Tally the lines containing the word "Case", and report the tally alone.

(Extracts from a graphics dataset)
###
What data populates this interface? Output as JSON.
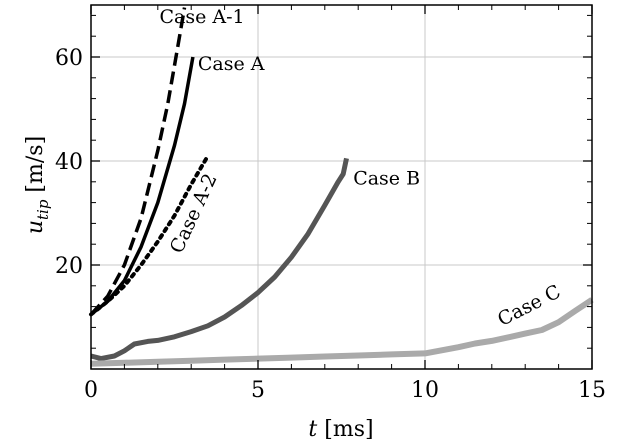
{
  "chart_data": {
    "type": "line",
    "xlabel": "t [ms]",
    "ylabel": "u_tip [m/s]",
    "xlim": [
      0,
      15
    ],
    "ylim": [
      0,
      70
    ],
    "x_ticks": [
      0,
      5,
      10,
      15
    ],
    "y_ticks": [
      20,
      40,
      60
    ],
    "grid": true,
    "legend": "none",
    "series": [
      {
        "name": "Case A-1",
        "color": "#000000",
        "style": "dashed",
        "x": [
          0,
          0.5,
          1.0,
          1.5,
          2.0,
          2.3,
          2.6,
          2.8
        ],
        "y": [
          10.5,
          14.0,
          20.0,
          29.0,
          42.0,
          51.0,
          62.0,
          69.5
        ]
      },
      {
        "name": "Case A",
        "color": "#000000",
        "style": "solid",
        "x": [
          0,
          0.5,
          1.0,
          1.5,
          2.0,
          2.5,
          2.8,
          3.05
        ],
        "y": [
          10.5,
          13.0,
          17.0,
          23.5,
          32.0,
          43.0,
          51.0,
          60.0
        ]
      },
      {
        "name": "Case A-2",
        "color": "#000000",
        "style": "dotted",
        "x": [
          0,
          0.5,
          1.0,
          1.5,
          2.0,
          2.5,
          3.0,
          3.5
        ],
        "y": [
          10.5,
          13.0,
          16.0,
          20.0,
          24.5,
          29.5,
          35.5,
          41.0
        ]
      },
      {
        "name": "Case B",
        "color": "#555555",
        "style": "solid",
        "x": [
          0,
          0.3,
          0.7,
          1.0,
          1.3,
          1.7,
          2.0,
          2.5,
          3.0,
          3.5,
          4.0,
          4.5,
          5.0,
          5.5,
          6.0,
          6.5,
          7.0,
          7.4,
          7.55,
          7.65
        ],
        "y": [
          2.5,
          2.0,
          2.5,
          3.5,
          4.8,
          5.3,
          5.5,
          6.2,
          7.2,
          8.3,
          10.0,
          12.2,
          14.7,
          17.7,
          21.5,
          26.0,
          31.5,
          36.0,
          37.5,
          40.5
        ]
      },
      {
        "name": "Case C",
        "color": "#aaaaaa",
        "style": "solid",
        "x": [
          0,
          1,
          2,
          3,
          4,
          5,
          6,
          7,
          8,
          9,
          10,
          10.5,
          11,
          11.5,
          12,
          12.5,
          13,
          13.5,
          14,
          14.5,
          15
        ],
        "y": [
          1.0,
          1.2,
          1.4,
          1.6,
          1.8,
          2.0,
          2.2,
          2.4,
          2.6,
          2.8,
          3.0,
          3.6,
          4.2,
          4.9,
          5.4,
          6.1,
          6.8,
          7.5,
          9.0,
          11.2,
          13.3
        ]
      }
    ],
    "annotations": [
      {
        "text": "Case A-1",
        "x": 2.05,
        "y": 66.5,
        "angle": 0
      },
      {
        "text": "Case A",
        "x": 3.2,
        "y": 57.5,
        "angle": 0
      },
      {
        "text": "Case A-2",
        "x": 2.7,
        "y": 22.0,
        "angle": -65
      },
      {
        "text": "Case B",
        "x": 7.85,
        "y": 35.5,
        "angle": 0
      },
      {
        "text": "Case C",
        "x": 12.3,
        "y": 8.2,
        "angle": -27
      }
    ]
  }
}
###
*TASK RESULT:* 10